Find each line holding "value" and copy it out.

··········

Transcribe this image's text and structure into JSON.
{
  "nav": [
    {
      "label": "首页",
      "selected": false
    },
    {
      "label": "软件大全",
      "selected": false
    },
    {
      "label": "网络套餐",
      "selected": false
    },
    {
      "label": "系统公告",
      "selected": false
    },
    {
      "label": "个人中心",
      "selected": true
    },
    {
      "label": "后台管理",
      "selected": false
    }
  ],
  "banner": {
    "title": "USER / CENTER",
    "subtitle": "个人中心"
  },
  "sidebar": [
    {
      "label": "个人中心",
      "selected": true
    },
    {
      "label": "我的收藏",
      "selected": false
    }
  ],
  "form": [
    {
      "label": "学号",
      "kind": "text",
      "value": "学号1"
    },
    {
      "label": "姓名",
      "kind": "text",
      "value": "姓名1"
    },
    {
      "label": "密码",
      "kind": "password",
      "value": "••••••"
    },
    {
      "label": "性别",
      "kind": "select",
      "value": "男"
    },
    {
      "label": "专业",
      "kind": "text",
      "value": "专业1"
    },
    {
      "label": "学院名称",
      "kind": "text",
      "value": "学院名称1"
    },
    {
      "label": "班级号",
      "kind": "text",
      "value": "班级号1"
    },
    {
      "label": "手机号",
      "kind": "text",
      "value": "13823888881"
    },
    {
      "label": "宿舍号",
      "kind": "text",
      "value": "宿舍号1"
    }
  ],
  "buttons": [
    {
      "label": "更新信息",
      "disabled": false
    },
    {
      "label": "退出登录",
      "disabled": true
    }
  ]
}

··········

- **Solution**:
      "value": "学号1"
      "value": "姓名1"
      "value": "••••••"
      "value": "男"
      "value": "专业1"
      "value": "学院名称1"
      "value": "班级号1"
      "value": "13823888881"
      "value": "宿舍号1"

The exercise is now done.